## Data for processing
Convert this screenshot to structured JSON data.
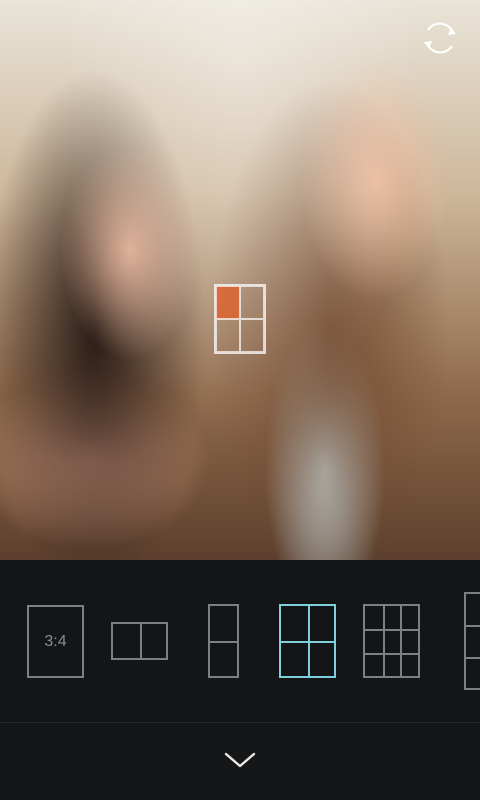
{
  "camera": {
    "ratio_label": "3:4",
    "selected_layout": "grid-2x2",
    "layouts": [
      "single-3:4",
      "split-2-horizontal",
      "split-2-vertical",
      "grid-2x2",
      "grid-3x3",
      "grid-1x3"
    ]
  },
  "icons": {
    "rotate": "rotate-camera-icon",
    "collapse": "chevron-down-icon"
  },
  "colors": {
    "accent": "#7fcfdc",
    "inactive": "#7d7f82",
    "toolbar_bg": "#131517",
    "focus_cell": "#dc6432"
  }
}
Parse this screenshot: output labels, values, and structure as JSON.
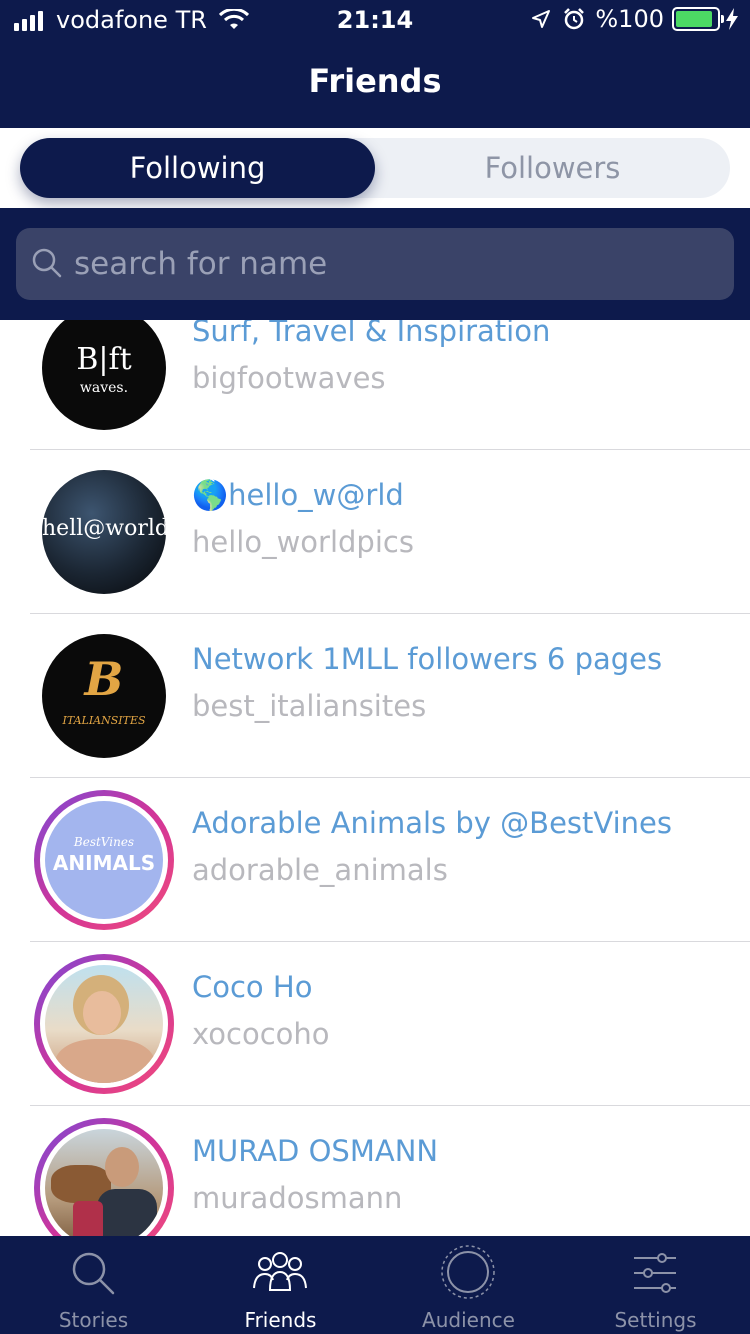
{
  "status_bar": {
    "carrier": "vodafone TR",
    "time": "21:14",
    "battery": "%100"
  },
  "nav": {
    "title": "Friends"
  },
  "segment": {
    "active": "Following",
    "inactive": "Followers"
  },
  "search": {
    "placeholder": "search for name"
  },
  "friends": [
    {
      "name": "Surf, Travel & Inspiration",
      "handle": "bigfootwaves",
      "avatar_text_1": "B|ft",
      "avatar_text_2": "waves."
    },
    {
      "name": "🌎hello_w@rld",
      "handle": "hello_worldpics",
      "avatar_text_1": "hell@world"
    },
    {
      "name": "Network 1MLL followers 6 pages",
      "handle": "best_italiansites",
      "avatar_text_1": "B",
      "avatar_text_2": "ITALIANSITES"
    },
    {
      "name": "Adorable Animals by @BestVines",
      "handle": "adorable_animals",
      "avatar_text_1": "BestVines",
      "avatar_text_2": "ANIMALS"
    },
    {
      "name": "Coco Ho",
      "handle": "xococoho"
    },
    {
      "name": "MURAD OSMANN",
      "handle": "muradosmann"
    }
  ],
  "tabs": [
    {
      "label": "Stories",
      "icon": "search-icon"
    },
    {
      "label": "Friends",
      "icon": "people-icon"
    },
    {
      "label": "Audience",
      "icon": "circle-icon"
    },
    {
      "label": "Settings",
      "icon": "sliders-icon"
    }
  ],
  "colors": {
    "navy": "#0d1a4c",
    "link": "#5b9bd5",
    "muted": "#b8b8bd"
  }
}
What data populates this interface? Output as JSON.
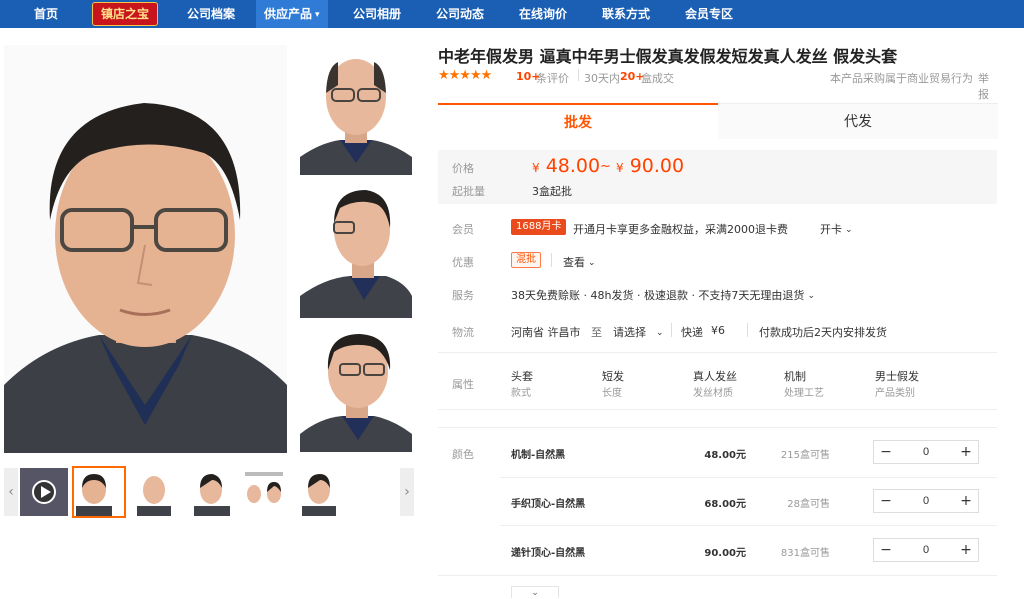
{
  "nav": {
    "home": "首页",
    "badge": "镇店之宝",
    "profile": "公司档案",
    "supply": "供应产品",
    "album": "公司相册",
    "news": "公司动态",
    "inquiry": "在线询价",
    "contact": "联系方式",
    "member": "会员专区"
  },
  "product": {
    "title": "中老年假发男 逼真中年男士假发真发假发短发真人发丝 假发头套",
    "rating_stars": 4.5,
    "review_count": "10+",
    "review_label": "条评价",
    "sales_period": "30天内",
    "sales_count": "20+",
    "sales_label": "盒成交",
    "trade_note": "本产品采购属于商业贸易行为",
    "report": "举报"
  },
  "tabs": {
    "wholesale": "批发",
    "dropship": "代发"
  },
  "pricing": {
    "price_label": "价格",
    "currency": "¥",
    "price_min": "48.00",
    "range_sep": "~",
    "price_max": "90.00",
    "moq_label": "起批量",
    "moq_value": "3盒起批"
  },
  "benefits": {
    "member_label": "会员",
    "card_tag": "1688月卡",
    "card_text": "开通月卡享更多金融权益，采满2000退卡费",
    "card_action": "开卡",
    "discount_label": "优惠",
    "mix_tag": "混批",
    "view": "查看",
    "service_label": "服务",
    "service_text": "38天免费赊账 · 48h发货 · 极速退款 · 不支持7天无理由退货",
    "logistics_label": "物流",
    "origin": "河南省 许昌市",
    "to": "至",
    "choose": "请选择",
    "express": "快递",
    "express_fee": "¥6",
    "ship_note": "付款成功后2天内安排发货"
  },
  "attributes": {
    "label": "属性",
    "items": [
      {
        "value": "头套",
        "key": "款式"
      },
      {
        "value": "短发",
        "key": "长度"
      },
      {
        "value": "真人发丝",
        "key": "发丝材质"
      },
      {
        "value": "机制",
        "key": "处理工艺"
      },
      {
        "value": "男士假发",
        "key": "产品类别"
      }
    ]
  },
  "skus": {
    "label": "颜色",
    "minus": "−",
    "plus": "+",
    "items": [
      {
        "name": "机制-自然黑",
        "price": "48.00元",
        "stock": "215盒可售",
        "qty": "0"
      },
      {
        "name": "手织顶心-自然黑",
        "price": "68.00元",
        "stock": "28盒可售",
        "qty": "0"
      },
      {
        "name": "递针顶心-自然黑",
        "price": "90.00元",
        "stock": "831盒可售",
        "qty": "0"
      }
    ]
  },
  "icons": [
    "chevron-down-icon",
    "star-icon",
    "play-icon",
    "arrow-left-icon",
    "arrow-right-icon"
  ],
  "colors": {
    "nav": "#1a5fb4",
    "accent": "#ff5500",
    "badge": "#c8141c"
  }
}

## The task
Pictures in the records above should not be copied. Repeat everything else exactly.

## Task response
Convert this screenshot to structured JSON data.
{
  "camera": {
    "ratio_label": "3:4",
    "selected_layout": "grid-2x2",
    "layouts": [
      "single-3:4",
      "split-2-horizontal",
      "split-2-vertical",
      "grid-2x2",
      "grid-3x3",
      "grid-1x3"
    ]
  },
  "icons": {
    "rotate": "rotate-camera-icon",
    "collapse": "chevron-down-icon"
  },
  "colors": {
    "accent": "#7fcfdc",
    "inactive": "#7d7f82",
    "toolbar_bg": "#131517",
    "focus_cell": "#dc6432"
  }
}
Parse this screenshot: output labels, values, and structure as JSON.
{
  "status_bar": {
    "carrier": "vodafone TR",
    "time": "21:14",
    "battery": "%100"
  },
  "nav": {
    "title": "Friends"
  },
  "segment": {
    "active": "Following",
    "inactive": "Followers"
  },
  "search": {
    "placeholder": "search for name"
  },
  "friends": [
    {
      "name": "Surf, Travel & Inspiration",
      "handle": "bigfootwaves",
      "avatar_text_1": "B|ft",
      "avatar_text_2": "waves."
    },
    {
      "name": "🌎hello_w@rld",
      "handle": "hello_worldpics",
      "avatar_text_1": "hell@world"
    },
    {
      "name": "Network 1MLL followers 6 pages",
      "handle": "best_italiansites",
      "avatar_text_1": "B",
      "avatar_text_2": "ITALIANSITES"
    },
    {
      "name": "Adorable Animals by @BestVines",
      "handle": "adorable_animals",
      "avatar_text_1": "BestVines",
      "avatar_text_2": "ANIMALS"
    },
    {
      "name": "Coco Ho",
      "handle": "xococoho"
    },
    {
      "name": "MURAD OSMANN",
      "handle": "muradosmann"
    }
  ],
  "tabs": [
    {
      "label": "Stories",
      "icon": "search-icon"
    },
    {
      "label": "Friends",
      "icon": "people-icon"
    },
    {
      "label": "Audience",
      "icon": "circle-icon"
    },
    {
      "label": "Settings",
      "icon": "sliders-icon"
    }
  ],
  "colors": {
    "navy": "#0d1a4c",
    "link": "#5b9bd5",
    "muted": "#b8b8bd"
  }
}
What data populates this interface? Output as JSON.
{
  "nav": {
    "home": "首页",
    "badge": "镇店之宝",
    "profile": "公司档案",
    "supply": "供应产品",
    "album": "公司相册",
    "news": "公司动态",
    "inquiry": "在线询价",
    "contact": "联系方式",
    "member": "会员专区"
  },
  "product": {
    "title": "中老年假发男 逼真中年男士假发真发假发短发真人发丝 假发头套",
    "rating_stars": 4.5,
    "review_count": "10+",
    "review_label": "条评价",
    "sales_period": "30天内",
    "sales_count": "20+",
    "sales_label": "盒成交",
    "trade_note": "本产品采购属于商业贸易行为",
    "report": "举报"
  },
  "tabs": {
    "wholesale": "批发",
    "dropship": "代发"
  },
  "pricing": {
    "price_label": "价格",
    "currency": "¥",
    "price_min": "48.00",
    "range_sep": "~",
    "price_max": "90.00",
    "moq_label": "起批量",
    "moq_value": "3盒起批"
  },
  "benefits": {
    "member_label": "会员",
    "card_tag": "1688月卡",
    "card_text": "开通月卡享更多金融权益，采满2000退卡费",
    "card_action": "开卡",
    "discount_label": "优惠",
    "mix_tag": "混批",
    "view": "查看",
    "service_label": "服务",
    "service_text": "38天免费赊账 · 48h发货 · 极速退款 · 不支持7天无理由退货",
    "logistics_label": "物流",
    "origin": "河南省 许昌市",
    "to": "至",
    "choose": "请选择",
    "express": "快递",
    "express_fee": "¥6",
    "ship_note": "付款成功后2天内安排发货"
  },
  "attributes": {
    "label": "属性",
    "items": [
      {
        "value": "头套",
        "key": "款式"
      },
      {
        "value": "短发",
        "key": "长度"
      },
      {
        "value": "真人发丝",
        "key": "发丝材质"
      },
      {
        "value": "机制",
        "key": "处理工艺"
      },
      {
        "value": "男士假发",
        "key": "产品类别"
      }
    ]
  },
  "skus": {
    "label": "颜色",
    "minus": "−",
    "plus": "+",
    "items": [
      {
        "name": "机制-自然黑",
        "price": "48.00元",
        "stock": "215盒可售",
        "qty": "0"
      },
      {
        "name": "手织顶心-自然黑",
        "price": "68.00元",
        "stock": "28盒可售",
        "qty": "0"
      },
      {
        "name": "递针顶心-自然黑",
        "price": "90.00元",
        "stock": "831盒可售",
        "qty": "0"
      }
    ]
  },
  "icons": [
    "chevron-down-icon",
    "star-icon",
    "play-icon",
    "arrow-left-icon",
    "arrow-right-icon"
  ],
  "colors": {
    "nav": "#1a5fb4",
    "accent": "#ff5500",
    "badge": "#c8141c"
  }
}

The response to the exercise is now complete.